OBJECTIVE ->
Quote the whole listing word for word, please.

Records contained in a dataset ->
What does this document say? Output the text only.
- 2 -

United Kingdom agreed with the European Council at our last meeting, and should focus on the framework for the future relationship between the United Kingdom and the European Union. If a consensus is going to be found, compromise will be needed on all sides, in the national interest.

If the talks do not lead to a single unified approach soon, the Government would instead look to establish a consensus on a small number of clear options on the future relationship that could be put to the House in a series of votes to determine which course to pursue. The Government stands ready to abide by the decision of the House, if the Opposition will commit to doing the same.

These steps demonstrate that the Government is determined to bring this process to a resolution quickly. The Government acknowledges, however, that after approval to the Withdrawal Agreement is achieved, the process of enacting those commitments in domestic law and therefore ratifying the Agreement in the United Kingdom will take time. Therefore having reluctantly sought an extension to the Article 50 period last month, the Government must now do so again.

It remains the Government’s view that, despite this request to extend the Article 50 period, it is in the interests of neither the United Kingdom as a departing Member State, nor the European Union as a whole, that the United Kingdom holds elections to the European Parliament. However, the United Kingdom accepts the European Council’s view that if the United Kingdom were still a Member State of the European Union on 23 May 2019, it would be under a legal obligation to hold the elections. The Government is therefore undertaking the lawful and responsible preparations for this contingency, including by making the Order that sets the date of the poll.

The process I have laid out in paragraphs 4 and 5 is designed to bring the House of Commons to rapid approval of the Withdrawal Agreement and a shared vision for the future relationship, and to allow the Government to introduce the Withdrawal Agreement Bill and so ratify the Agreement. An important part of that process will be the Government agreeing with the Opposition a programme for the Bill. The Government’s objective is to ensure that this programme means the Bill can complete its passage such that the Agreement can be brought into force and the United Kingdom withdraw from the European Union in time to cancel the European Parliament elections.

PROBLEM SOLUTION ->
What does this document say? Output the text only.
- 2 -

United Kingdom agreed with the European Council at our last meeting, and should focus on the framework for the future relationship between the United Kingdom and the European Union. If a consensus is going to be found, compromise will be needed on all sides, in the national interest.

If the talks do not lead to a single unified approach soon, the Government would instead look to establish a consensus on a small number of clear options on the future relationship that could be put to the House in a series of votes to determine which course to pursue. The Government stands ready to abide by the decision of the House, if the Opposition will commit to doing the same.

These steps demonstrate that the Government is determined to bring this process to a resolution quickly. The Government acknowledges, however, that after approval to the Withdrawal Agreement is achieved, the process of enacting those commitments in domestic law and therefore ratifying the Agreement in the United Kingdom will take time. Therefore having reluctantly sought an extension to the Article 50 period last month, the Government must now do so again.

It remains the Government’s view that, despite this request to extend the Article 50 period, it is in the interests of neither the United Kingdom as a departing Member State, nor the European Union as a whole, that the United Kingdom holds elections to the European Parliament. However, the United Kingdom accepts the European Council’s view that if the United Kingdom were still a Member State of the European Union on 23 May 2019, it would be under a legal obligation to hold the elections. The Government is therefore undertaking the lawful and responsible preparations for this contingency, including by making the Order that sets the date of the poll.

The process I have laid out in paragraphs 4 and 5 is designed to bring the House of Commons to rapid approval of the Withdrawal Agreement and a shared vision for the future relationship, and to allow the Government to introduce the Withdrawal Agreement Bill and so ratify the Agreement. An important part of that process will be the Government agreeing with the Opposition a programme for the Bill. The Government’s objective is to ensure that this programme means the Bill can complete its passage such that the Agreement can be brought into force and the United Kingdom withdraw from the European Union in time to cancel the European Parliament elections.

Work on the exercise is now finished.